Locate each line containing the string "Your" and copy it out.
_ _ _
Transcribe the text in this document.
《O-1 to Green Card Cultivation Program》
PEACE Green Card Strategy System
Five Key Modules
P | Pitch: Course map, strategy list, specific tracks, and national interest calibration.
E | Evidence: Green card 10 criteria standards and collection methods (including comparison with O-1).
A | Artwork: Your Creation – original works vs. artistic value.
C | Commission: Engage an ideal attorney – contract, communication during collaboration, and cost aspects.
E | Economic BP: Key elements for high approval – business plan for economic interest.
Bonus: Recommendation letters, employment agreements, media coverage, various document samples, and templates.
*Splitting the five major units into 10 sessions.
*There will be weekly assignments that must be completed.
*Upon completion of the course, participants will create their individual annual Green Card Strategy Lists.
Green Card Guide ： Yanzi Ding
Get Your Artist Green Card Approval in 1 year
_ _ _
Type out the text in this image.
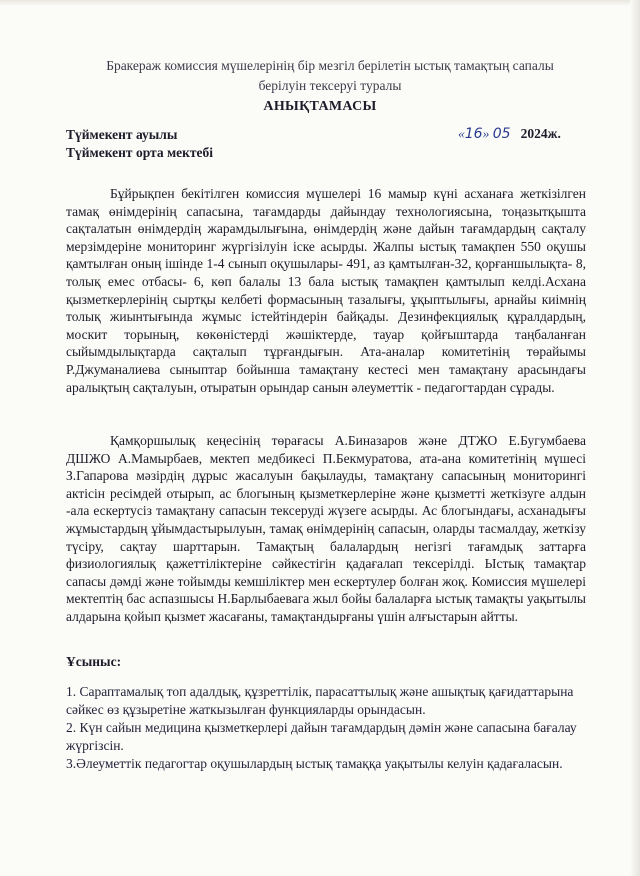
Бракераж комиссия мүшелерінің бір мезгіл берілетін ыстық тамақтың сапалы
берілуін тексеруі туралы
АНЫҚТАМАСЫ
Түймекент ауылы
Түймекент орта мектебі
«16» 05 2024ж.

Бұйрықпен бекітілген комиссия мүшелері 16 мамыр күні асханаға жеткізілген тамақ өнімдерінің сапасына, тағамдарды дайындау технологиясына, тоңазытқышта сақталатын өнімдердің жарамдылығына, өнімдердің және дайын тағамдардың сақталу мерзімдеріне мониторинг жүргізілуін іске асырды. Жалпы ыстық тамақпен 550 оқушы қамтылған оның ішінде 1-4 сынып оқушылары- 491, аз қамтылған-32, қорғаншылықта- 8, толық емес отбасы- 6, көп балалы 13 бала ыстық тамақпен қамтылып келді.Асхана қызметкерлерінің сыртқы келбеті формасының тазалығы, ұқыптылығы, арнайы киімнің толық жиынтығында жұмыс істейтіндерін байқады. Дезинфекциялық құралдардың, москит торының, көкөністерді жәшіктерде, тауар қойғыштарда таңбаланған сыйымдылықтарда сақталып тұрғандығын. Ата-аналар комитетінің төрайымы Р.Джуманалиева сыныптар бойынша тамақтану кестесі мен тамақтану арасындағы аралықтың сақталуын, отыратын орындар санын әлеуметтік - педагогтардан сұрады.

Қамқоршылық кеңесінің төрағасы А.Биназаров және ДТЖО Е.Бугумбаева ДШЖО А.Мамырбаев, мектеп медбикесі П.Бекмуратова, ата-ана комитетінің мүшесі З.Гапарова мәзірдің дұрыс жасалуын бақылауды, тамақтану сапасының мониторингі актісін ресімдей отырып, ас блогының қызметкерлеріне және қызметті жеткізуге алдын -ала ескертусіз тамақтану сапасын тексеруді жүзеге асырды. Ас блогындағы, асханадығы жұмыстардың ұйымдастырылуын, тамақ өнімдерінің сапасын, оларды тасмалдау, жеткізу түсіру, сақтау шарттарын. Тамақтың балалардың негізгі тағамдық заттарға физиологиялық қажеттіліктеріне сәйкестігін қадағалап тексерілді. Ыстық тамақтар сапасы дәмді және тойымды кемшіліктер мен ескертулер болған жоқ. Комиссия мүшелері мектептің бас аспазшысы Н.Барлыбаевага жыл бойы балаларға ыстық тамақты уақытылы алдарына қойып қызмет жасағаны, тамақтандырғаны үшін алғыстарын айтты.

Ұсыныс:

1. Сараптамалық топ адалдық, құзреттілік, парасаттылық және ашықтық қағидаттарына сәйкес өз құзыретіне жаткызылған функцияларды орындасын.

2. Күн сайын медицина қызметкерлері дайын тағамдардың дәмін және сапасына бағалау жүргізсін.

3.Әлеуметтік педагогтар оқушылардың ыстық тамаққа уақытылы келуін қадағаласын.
_ _ _
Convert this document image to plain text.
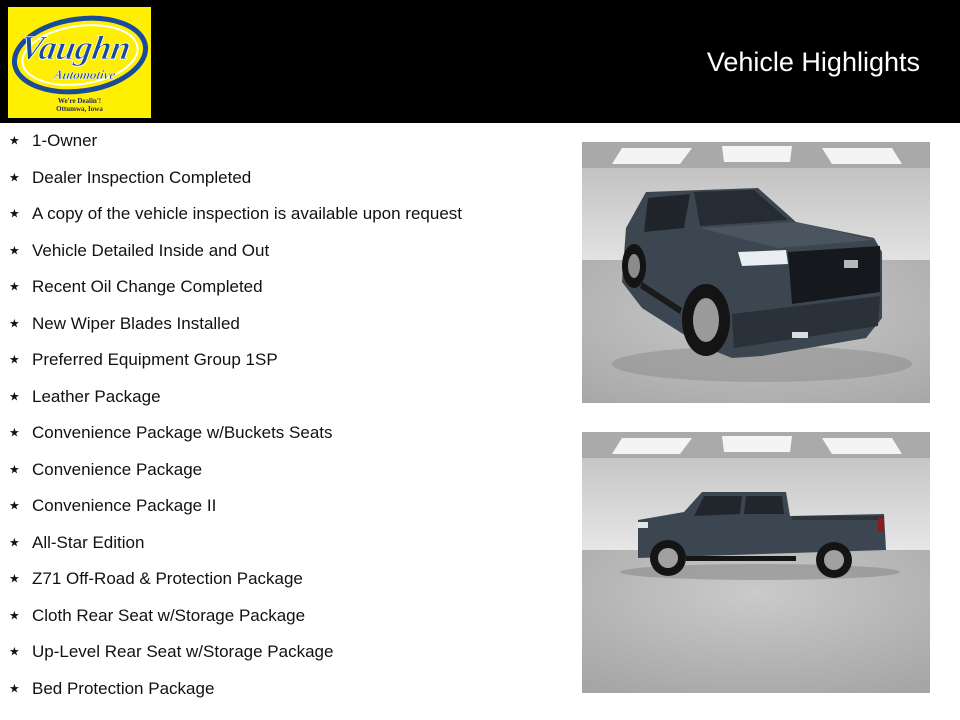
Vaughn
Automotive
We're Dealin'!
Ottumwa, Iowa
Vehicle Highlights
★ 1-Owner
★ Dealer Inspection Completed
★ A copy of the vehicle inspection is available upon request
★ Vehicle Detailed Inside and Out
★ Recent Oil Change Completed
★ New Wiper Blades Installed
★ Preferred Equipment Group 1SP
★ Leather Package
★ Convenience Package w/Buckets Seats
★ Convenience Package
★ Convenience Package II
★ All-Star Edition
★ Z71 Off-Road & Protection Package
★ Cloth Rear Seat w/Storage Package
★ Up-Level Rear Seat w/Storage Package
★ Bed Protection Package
_ _ _
§ ANSWER FOR THIS EXERCISE
A | Artwork: Your Creation – original works vs. artistic value.
Get Your Artist Green Card Approval in 1 year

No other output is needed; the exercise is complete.